> ARTIKEL:
******

JAKARTA – Forum SATHU selaku wadah komunikasi Penyelenggara Perjalanan Ibadah Umrah (PPIU) dan penyelenggara ibadah haji khusus (PIHK) Lintas Asosiasi Umroh dan Haji Khusus Indonesia menilai UU Omnibus Law belum memberi dampak positif bagi usaha penyelenggaraan keagamaan.
Mereka menilai UU tersebut belum kelahiran UU Omnibus Law seyogyanya untuk mendukung perkembangan dunia usaha ternyata tidak untuk usaha bidang keagamaan.
“Secara khusus kami menyoroti penambahan pada pasal 94 ayat 1 butir K dan ayat 2 yang sebelumnya tidak termuat dalam RUU yang menjadi pokok pembahasan kami, dan banyak lain yang tidak terakomodir”ujar Artha Hanif, Sekjend dari Forum SATHU dalam konfrensi Pers di Jakarta Timur, Jumat (23/10/2020).

******

> CUPLIKAN CATATAN:
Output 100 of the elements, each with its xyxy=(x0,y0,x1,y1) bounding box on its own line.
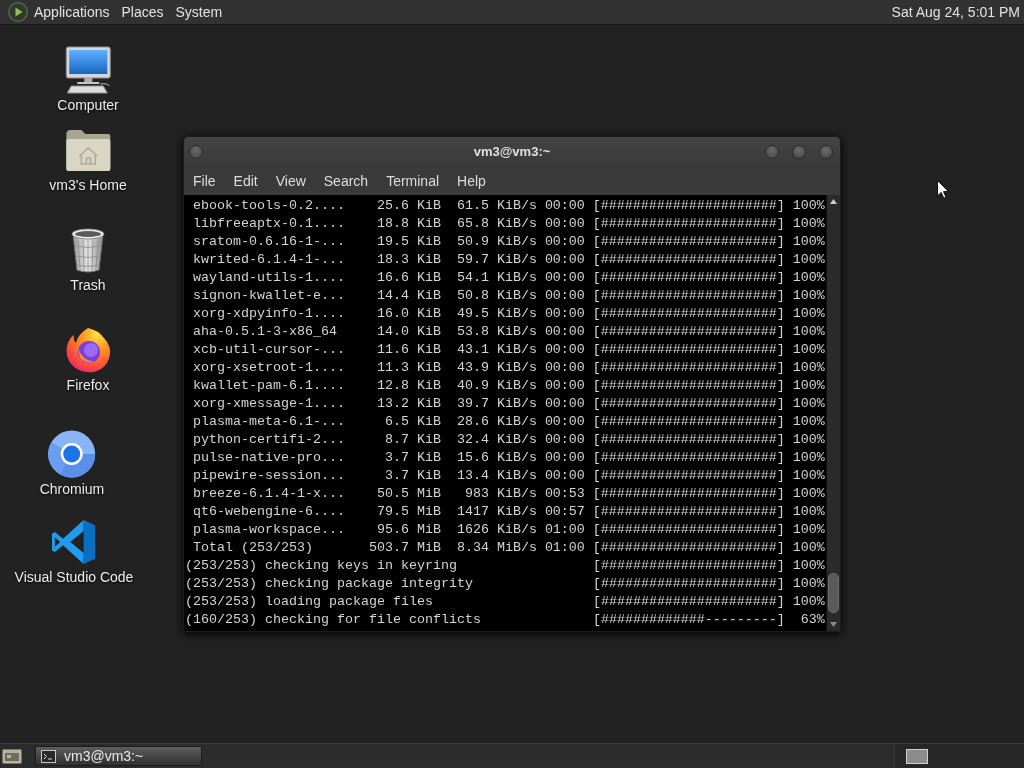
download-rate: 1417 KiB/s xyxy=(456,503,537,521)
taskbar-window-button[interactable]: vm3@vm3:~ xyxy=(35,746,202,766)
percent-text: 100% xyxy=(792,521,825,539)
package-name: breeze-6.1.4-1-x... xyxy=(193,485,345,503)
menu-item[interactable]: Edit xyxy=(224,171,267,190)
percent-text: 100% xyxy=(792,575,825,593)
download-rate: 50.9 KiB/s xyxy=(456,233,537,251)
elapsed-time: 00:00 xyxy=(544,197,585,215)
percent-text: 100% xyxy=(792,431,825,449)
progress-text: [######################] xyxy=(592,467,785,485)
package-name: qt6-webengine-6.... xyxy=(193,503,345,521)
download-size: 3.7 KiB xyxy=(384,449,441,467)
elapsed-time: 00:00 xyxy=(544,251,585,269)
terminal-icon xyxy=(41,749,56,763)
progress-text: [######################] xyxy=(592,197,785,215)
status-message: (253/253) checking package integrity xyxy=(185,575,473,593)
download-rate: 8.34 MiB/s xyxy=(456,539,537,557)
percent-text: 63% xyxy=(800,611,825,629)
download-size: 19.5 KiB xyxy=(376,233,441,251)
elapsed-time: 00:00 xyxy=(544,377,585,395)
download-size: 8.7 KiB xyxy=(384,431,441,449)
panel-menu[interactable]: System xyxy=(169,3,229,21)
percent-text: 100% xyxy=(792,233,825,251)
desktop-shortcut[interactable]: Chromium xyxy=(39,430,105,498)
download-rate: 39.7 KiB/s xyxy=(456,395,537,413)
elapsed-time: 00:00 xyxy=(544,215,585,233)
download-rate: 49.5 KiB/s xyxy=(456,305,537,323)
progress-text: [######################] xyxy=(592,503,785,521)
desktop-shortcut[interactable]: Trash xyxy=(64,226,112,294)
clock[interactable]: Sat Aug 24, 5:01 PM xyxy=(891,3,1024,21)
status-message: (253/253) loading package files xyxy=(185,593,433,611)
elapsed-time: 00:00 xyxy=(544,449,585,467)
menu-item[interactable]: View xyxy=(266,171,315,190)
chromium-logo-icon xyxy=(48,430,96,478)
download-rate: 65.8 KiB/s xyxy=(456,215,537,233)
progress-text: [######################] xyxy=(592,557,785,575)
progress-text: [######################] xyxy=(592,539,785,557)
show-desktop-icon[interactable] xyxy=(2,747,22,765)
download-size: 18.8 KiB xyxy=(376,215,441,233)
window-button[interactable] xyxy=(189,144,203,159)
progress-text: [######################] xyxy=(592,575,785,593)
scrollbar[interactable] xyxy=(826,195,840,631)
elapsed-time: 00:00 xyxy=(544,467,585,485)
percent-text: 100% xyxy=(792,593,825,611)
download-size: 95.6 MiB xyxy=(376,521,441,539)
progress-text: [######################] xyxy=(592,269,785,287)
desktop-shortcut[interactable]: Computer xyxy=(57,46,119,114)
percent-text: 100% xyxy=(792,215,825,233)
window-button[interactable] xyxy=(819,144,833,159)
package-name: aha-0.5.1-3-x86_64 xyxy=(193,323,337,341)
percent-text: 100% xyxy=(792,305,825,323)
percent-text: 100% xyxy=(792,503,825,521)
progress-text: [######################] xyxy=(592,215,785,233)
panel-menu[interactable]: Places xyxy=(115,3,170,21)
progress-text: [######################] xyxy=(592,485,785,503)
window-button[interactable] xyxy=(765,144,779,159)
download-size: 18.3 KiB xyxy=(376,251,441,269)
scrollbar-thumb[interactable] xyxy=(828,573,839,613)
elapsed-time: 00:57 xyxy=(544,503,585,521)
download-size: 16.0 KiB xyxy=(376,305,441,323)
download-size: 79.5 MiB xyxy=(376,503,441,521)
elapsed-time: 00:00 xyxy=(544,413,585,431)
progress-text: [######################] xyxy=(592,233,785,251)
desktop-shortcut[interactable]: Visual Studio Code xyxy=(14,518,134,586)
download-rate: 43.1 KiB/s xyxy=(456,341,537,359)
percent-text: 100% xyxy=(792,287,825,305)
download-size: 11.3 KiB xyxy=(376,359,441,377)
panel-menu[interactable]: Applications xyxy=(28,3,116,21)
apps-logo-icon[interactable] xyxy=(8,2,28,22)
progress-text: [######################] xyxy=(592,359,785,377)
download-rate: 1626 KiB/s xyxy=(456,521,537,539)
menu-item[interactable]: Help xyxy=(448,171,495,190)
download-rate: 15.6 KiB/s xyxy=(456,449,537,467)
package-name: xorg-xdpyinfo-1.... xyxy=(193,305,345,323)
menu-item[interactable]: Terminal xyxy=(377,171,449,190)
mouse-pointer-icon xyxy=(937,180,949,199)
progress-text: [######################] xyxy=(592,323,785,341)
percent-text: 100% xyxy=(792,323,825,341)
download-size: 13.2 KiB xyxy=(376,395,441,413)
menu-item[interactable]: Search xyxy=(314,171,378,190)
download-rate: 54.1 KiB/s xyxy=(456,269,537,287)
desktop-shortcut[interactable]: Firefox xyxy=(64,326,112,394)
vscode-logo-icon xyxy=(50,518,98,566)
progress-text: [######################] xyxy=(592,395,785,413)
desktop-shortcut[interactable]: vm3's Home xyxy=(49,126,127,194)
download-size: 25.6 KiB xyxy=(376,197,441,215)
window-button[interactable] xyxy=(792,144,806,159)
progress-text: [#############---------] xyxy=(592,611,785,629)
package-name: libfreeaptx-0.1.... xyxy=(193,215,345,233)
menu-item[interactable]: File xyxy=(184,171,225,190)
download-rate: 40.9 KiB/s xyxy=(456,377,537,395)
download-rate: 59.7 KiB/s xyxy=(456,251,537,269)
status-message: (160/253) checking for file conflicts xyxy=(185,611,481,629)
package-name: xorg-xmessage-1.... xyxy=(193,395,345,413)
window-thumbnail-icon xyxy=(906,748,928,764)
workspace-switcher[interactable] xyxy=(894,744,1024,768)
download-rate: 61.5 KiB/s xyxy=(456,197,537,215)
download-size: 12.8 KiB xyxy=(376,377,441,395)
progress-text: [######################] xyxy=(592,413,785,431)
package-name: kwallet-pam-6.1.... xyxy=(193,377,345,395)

******

> YANG HARUS DIKERJAKAN:
1) Menurut artikel tentang Forum SATHU dan UU Omnibus Law, siapa yang menjabat sebagai Sekjend Forum SATHU?
2) Lanjutkan artikel tentang penilaian Forum SATHU terhadap UU Omnibus Law, mulai setelah kalimat terakhir yang tercantum.

> JAWABAN YANG DIHARAPKAN:
1) Artha Hanif.

2)
Atas hal tersebut lanjutnya Forum SATHU menilai adanya penyusupan untuk kepentingan pihak tertentu. Dalam pasal 94 ayat 1 butir K yang akan ditindak lanjuti dengan ayat 2 sangat berpotensi menimbulkan Penampungan dana Umrah dari masyarakat yang sangat besar sebagaimana juga sudah terjadi pada dana setoran awal haji yang saat ini sudah mencapai sekira 130 triliun.
Menurutnya pengertian pasal tersebut juga pernah termuat dalam SK Dirjen No.323 tahun 2019, yang di tolak lewat gugatan ke PTUN dan Gugatan tersebut sudah inkrah setelah banding Kemenag ditolak oleh Pengadilan Tinggi TUN.
Diakuinya bahwa sebelumnya secara informal pelaku penyelenggara Umrah dan Haji pernah diminta menghadap dan diterima dua anggota Balet di ruang kerja Ketua Baleg. Tapi tim Forum SATHU jelasnya hanya diminta menyakinkan Baleg bahwa kedepan tidak akan ada terjadi kasus penelantaran jemaah seperti terjadi pada kasus FT dan AT.
“Kami diterima hanya 15 menit, dan berharap akan ada pertemuan formal. Kenyataannya pertemua tidak pernah terjadi sampai disahkan UU Omnibus Law,”ujar Artha.
Atas hal tersebut Forum SATHU secara remsi meminta predien Jokowi agar memberi perhatian atas Omnibus Law khsusnya bagi keagaaman agar terwujud rasa keadilan yang positif dengan menerbitkan Perpu sebagai perbaikan atas pasal tersebut. Karena usaha Umrah dan Haji adalah usaha yang terkait dengan giat Ibadah.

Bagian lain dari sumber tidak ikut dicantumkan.